══ Record set ══

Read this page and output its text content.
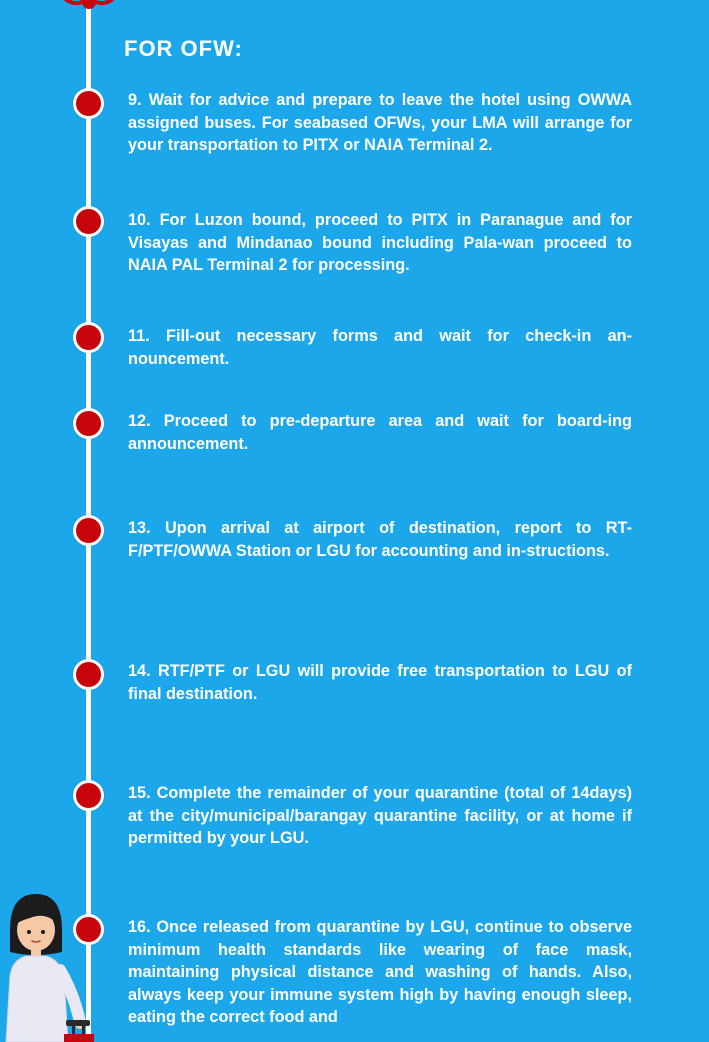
FOR OFW:

9. Wait for advice and prepare to leave the hotel using OWWA assigned buses. For seabased OFWs, your LMA will arrange for your transportation to PITX or NAIA Terminal 2.

10. For Luzon bound, proceed to PITX in Paranague and for Visayas and Mindanao bound including Pala-wan proceed to NAIA PAL Terminal 2 for processing.

11. Fill-out necessary forms and wait for check-in an-nouncement.

12. Proceed to pre-departure area and wait for board-ing announcement.

13. Upon arrival at airport of destination, report to RT-F/PTF/OWWA Station or LGU for accounting and in-structions.

14. RTF/PTF or LGU will provide free transportation to LGU of final destination.

15. Complete the remainder of your quarantine (total of 14days) at the city/municipal/barangay quarantine facility, or at home if permitted by your LGU.

16. Once released from quarantine by LGU, continue to observe minimum health standards like wearing of face mask, maintaining physical distance and washing of hands. Also, always keep your immune system high by having enough sleep, eating the correct food and
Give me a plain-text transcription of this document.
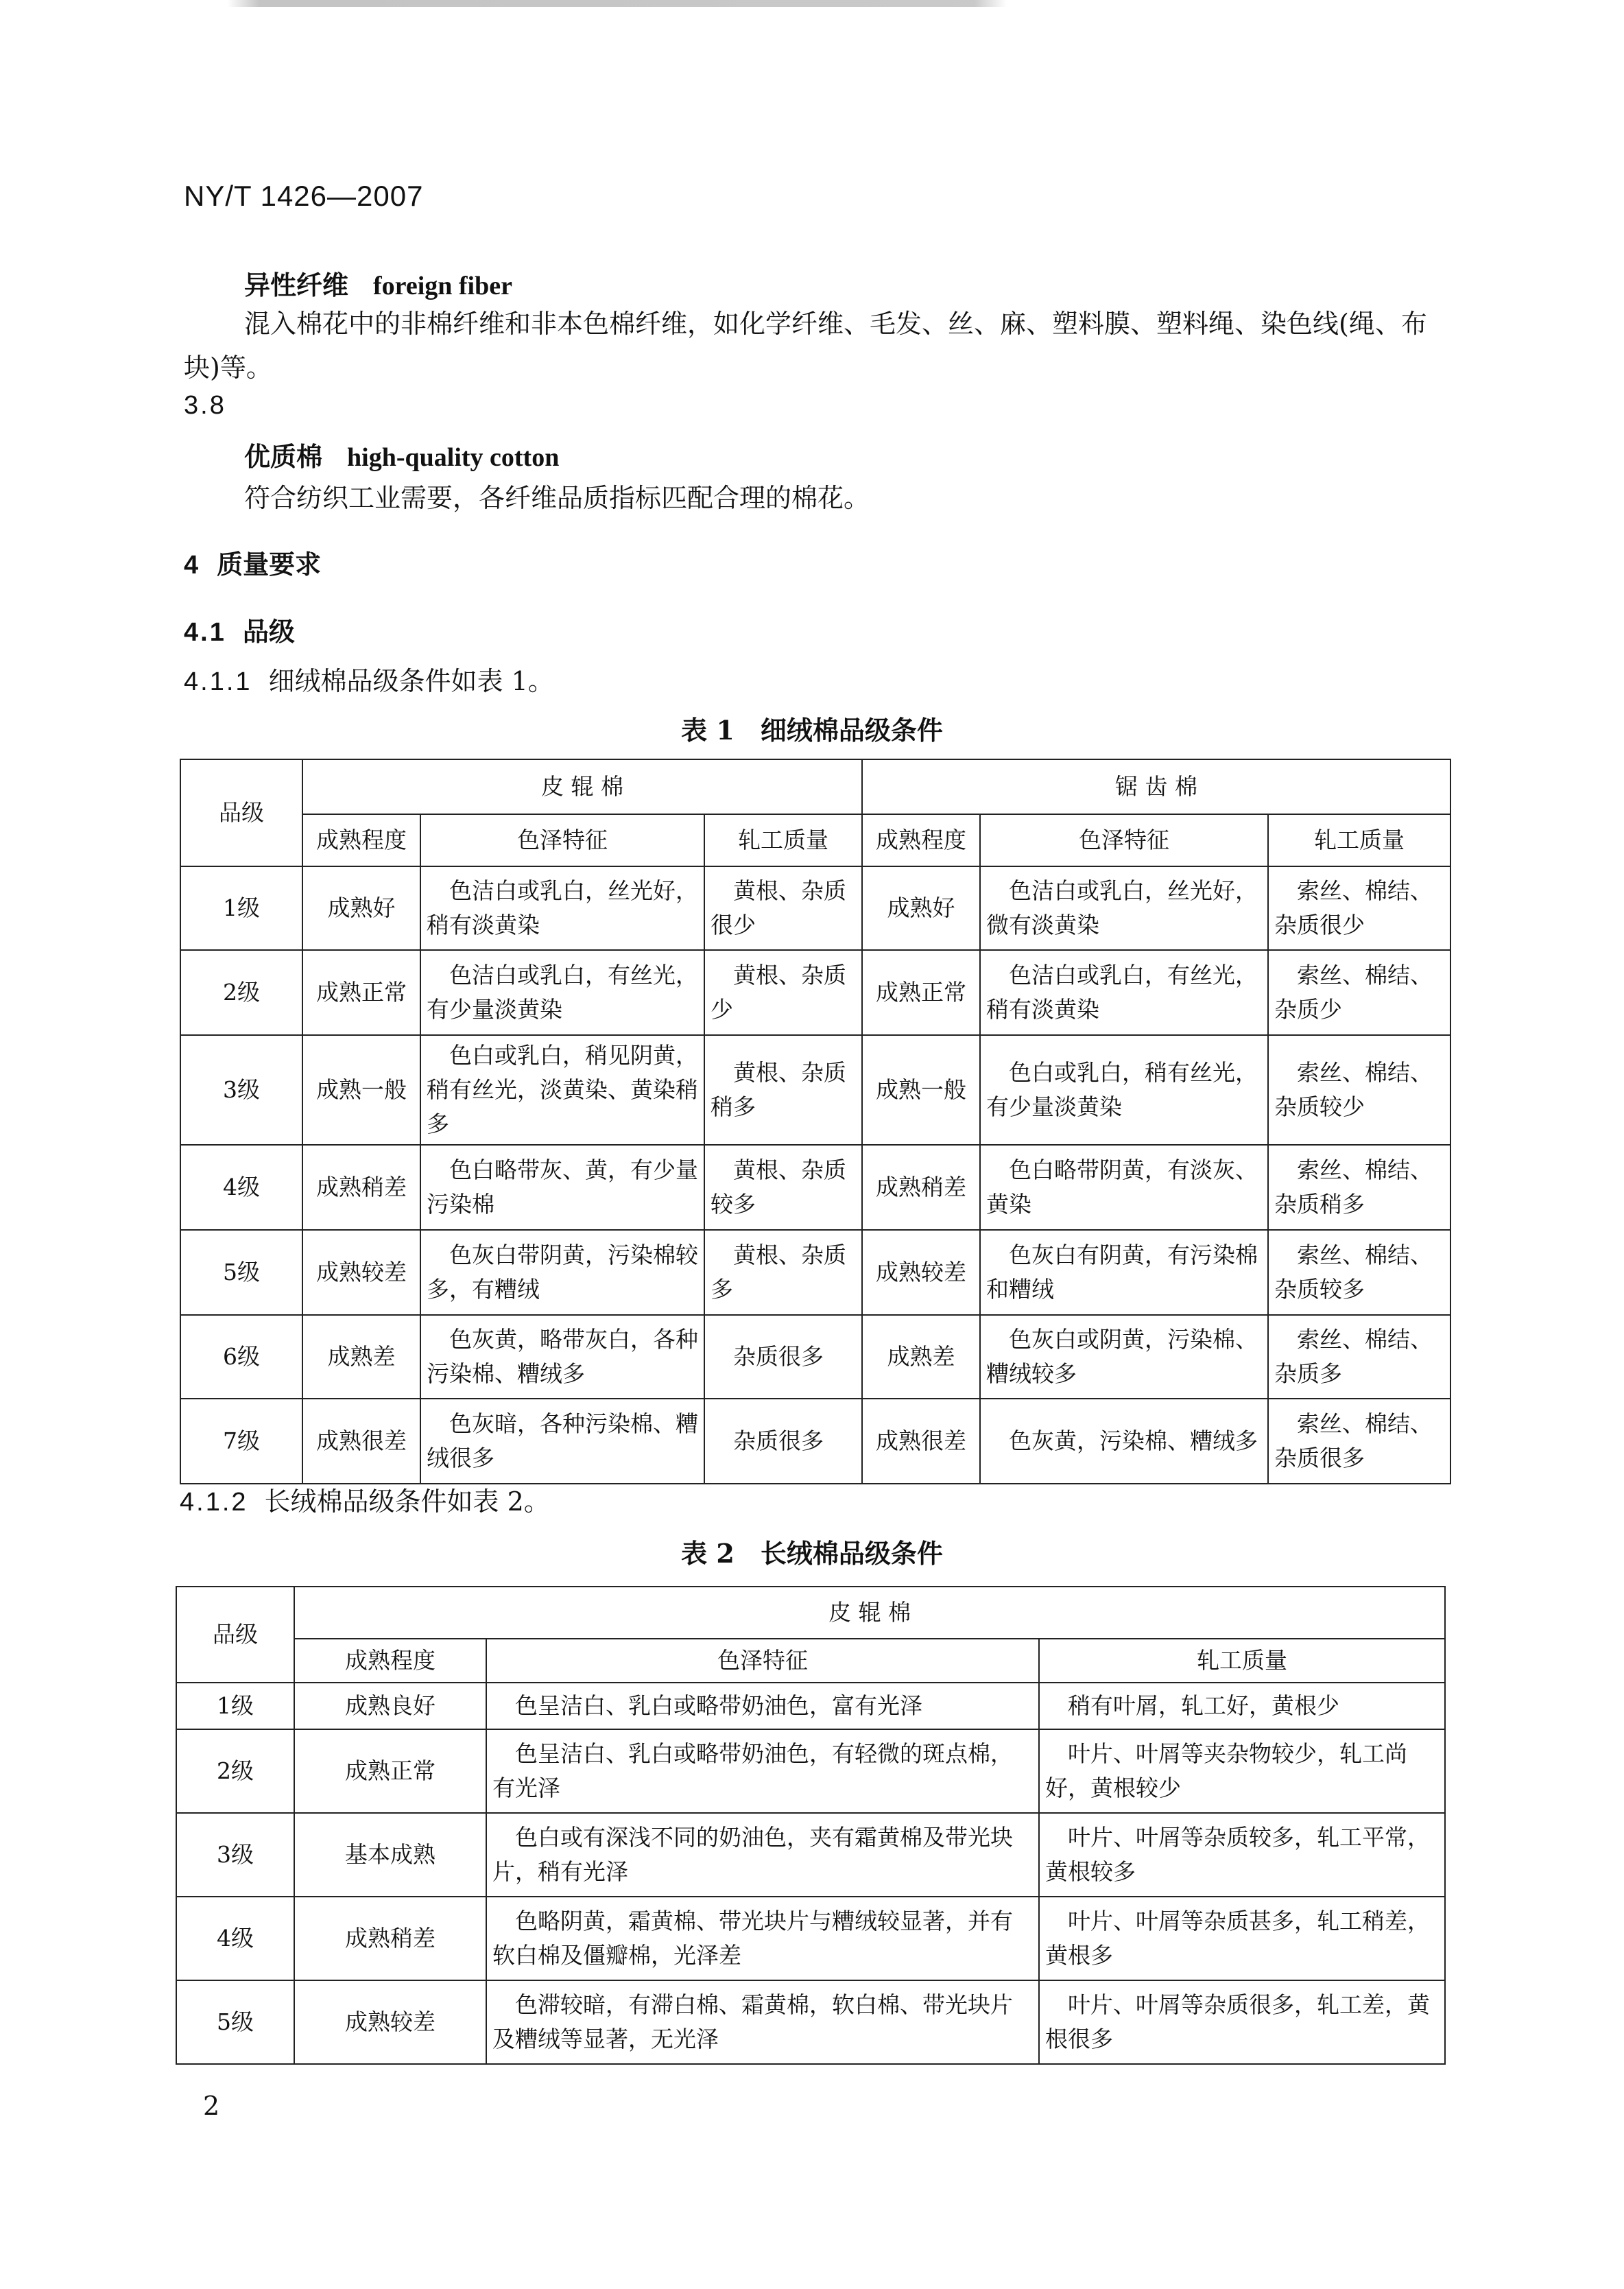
NY/T 1426—2007
异性纤维 foreign fiber
混入棉花中的非棉纤维和非本色棉纤维，如化学纤维、毛发、丝、麻、塑料膜、塑料绳、染色线(绳、布块)等。
3.8
优质棉 high-quality cotton
符合纺织工业需要，各纤维品质指标匹配合理的棉花。
4 质量要求
4.1 品级
4.1.1 细绒棉品级条件如表 1。
表 1　细绒棉品级条件
品级	皮 辊 棉			锯 齿 棉		
	成熟程度	色泽特征	轧工质量	成熟程度	色泽特征	轧工质量
1级	成熟好	色洁白或乳白，丝光好，稍有淡黄染	黄根、杂质很少	成熟好	色洁白或乳白，丝光好，微有淡黄染	索丝、棉结、杂质很少
2级	成熟正常	色洁白或乳白，有丝光，有少量淡黄染	黄根、杂质少	成熟正常	色洁白或乳白，有丝光，稍有淡黄染	索丝、棉结、杂质少
3级	成熟一般	色白或乳白，稍见阴黄，稍有丝光，淡黄染、黄染稍多	黄根、杂质稍多	成熟一般	色白或乳白，稍有丝光，有少量淡黄染	索丝、棉结、杂质较少
4级	成熟稍差	色白略带灰、黄，有少量污染棉	黄根、杂质较多	成熟稍差	色白略带阴黄，有淡灰、黄染	索丝、棉结、杂质稍多
5级	成熟较差	色灰白带阴黄，污染棉较多，有糟绒	黄根、杂质多	成熟较差	色灰白有阴黄，有污染棉和糟绒	索丝、棉结、杂质较多
6级	成熟差	色灰黄，略带灰白，各种污染棉、糟绒多	杂质很多	成熟差	色灰白或阴黄，污染棉、糟绒较多	索丝、棉结、杂质多
7级	成熟很差	色灰暗，各种污染棉、糟绒很多	杂质很多	成熟很差	色灰黄，污染棉、糟绒多	索丝、棉结、杂质很多
4.1.2 长绒棉品级条件如表 2。
表 2　长绒棉品级条件
品级	皮 辊 棉		
	成熟程度	色泽特征	轧工质量
1级	成熟良好	色呈洁白、乳白或略带奶油色，富有光泽	稍有叶屑，轧工好，黄根少
2级	成熟正常	色呈洁白、乳白或略带奶油色，有轻微的斑点棉，有光泽	叶片、叶屑等夹杂物较少，轧工尚好，黄根较少
3级	基本成熟	色白或有深浅不同的奶油色，夹有霜黄棉及带光块片，稍有光泽	叶片、叶屑等杂质较多，轧工平常，黄根较多
4级	成熟稍差	色略阴黄，霜黄棉、带光块片与糟绒较显著，并有软白棉及僵瓣棉，光泽差	叶片、叶屑等杂质甚多，轧工稍差，黄根多
5级	成熟较差	色滞较暗，有滞白棉、霜黄棉，软白棉、带光块片及糟绒等显著，无光泽	叶片、叶屑等杂质很多，轧工差，黄根很多
2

═══

» Your objective
Using the records above, output their complete text exactly, minus any images.

» Answer in full
Read this page and output its text content.
FOR OFW:

9. Wait for advice and prepare to leave the hotel using OWWA assigned buses. For seabased OFWs, your LMA will arrange for your transportation to PITX or NAIA Terminal 2.

10. For Luzon bound, proceed to PITX in Paranague and for Visayas and Mindanao bound including Pala-wan proceed to NAIA PAL Terminal 2 for processing.

11. Fill-out necessary forms and wait for check-in an-nouncement.

12. Proceed to pre-departure area and wait for board-ing announcement.

13. Upon arrival at airport of destination, report to RT-F/PTF/OWWA Station or LGU for accounting and in-structions.

14. RTF/PTF or LGU will provide free transportation to LGU of final destination.

15. Complete the remainder of your quarantine (total of 14days) at the city/municipal/barangay quarantine facility, or at home if permitted by your LGU.

16. Once released from quarantine by LGU, continue to observe minimum health standards like wearing of face mask, maintaining physical distance and washing of hands. Also, always keep your immune system high by having enough sleep, eating the correct food and
Give me a plain-text transcription of this document.
NY/T 1426—2007
异性纤维 foreign fiber
混入棉花中的非棉纤维和非本色棉纤维，如化学纤维、毛发、丝、麻、塑料膜、塑料绳、染色线(绳、布块)等。
3.8
优质棉 high-quality cotton
符合纺织工业需要，各纤维品质指标匹配合理的棉花。
4 质量要求
4.1 品级
4.1.1 细绒棉品级条件如表 1。
表 1　细绒棉品级条件
品级	皮 辊 棉			锯 齿 棉		
	成熟程度	色泽特征	轧工质量	成熟程度	色泽特征	轧工质量
1级	成熟好	色洁白或乳白，丝光好，稍有淡黄染	黄根、杂质很少	成熟好	色洁白或乳白，丝光好，微有淡黄染	索丝、棉结、杂质很少
2级	成熟正常	色洁白或乳白，有丝光，有少量淡黄染	黄根、杂质少	成熟正常	色洁白或乳白，有丝光，稍有淡黄染	索丝、棉结、杂质少
3级	成熟一般	色白或乳白，稍见阴黄，稍有丝光，淡黄染、黄染稍多	黄根、杂质稍多	成熟一般	色白或乳白，稍有丝光，有少量淡黄染	索丝、棉结、杂质较少
4级	成熟稍差	色白略带灰、黄，有少量污染棉	黄根、杂质较多	成熟稍差	色白略带阴黄，有淡灰、黄染	索丝、棉结、杂质稍多
5级	成熟较差	色灰白带阴黄，污染棉较多，有糟绒	黄根、杂质多	成熟较差	色灰白有阴黄，有污染棉和糟绒	索丝、棉结、杂质较多
6级	成熟差	色灰黄，略带灰白，各种污染棉、糟绒多	杂质很多	成熟差	色灰白或阴黄，污染棉、糟绒较多	索丝、棉结、杂质多
7级	成熟很差	色灰暗，各种污染棉、糟绒很多	杂质很多	成熟很差	色灰黄，污染棉、糟绒多	索丝、棉结、杂质很多
4.1.2 长绒棉品级条件如表 2。
表 2　长绒棉品级条件
品级	皮 辊 棉		
	成熟程度	色泽特征	轧工质量
1级	成熟良好	色呈洁白、乳白或略带奶油色，富有光泽	稍有叶屑，轧工好，黄根少
2级	成熟正常	色呈洁白、乳白或略带奶油色，有轻微的斑点棉，有光泽	叶片、叶屑等夹杂物较少，轧工尚好，黄根较少
3级	基本成熟	色白或有深浅不同的奶油色，夹有霜黄棉及带光块片，稍有光泽	叶片、叶屑等杂质较多，轧工平常，黄根较多
4级	成熟稍差	色略阴黄，霜黄棉、带光块片与糟绒较显著，并有软白棉及僵瓣棉，光泽差	叶片、叶屑等杂质甚多，轧工稍差，黄根多
5级	成熟较差	色滞较暗，有滞白棉、霜黄棉，软白棉、带光块片及糟绒等显著，无光泽	叶片、叶屑等杂质很多，轧工差，黄根很多
2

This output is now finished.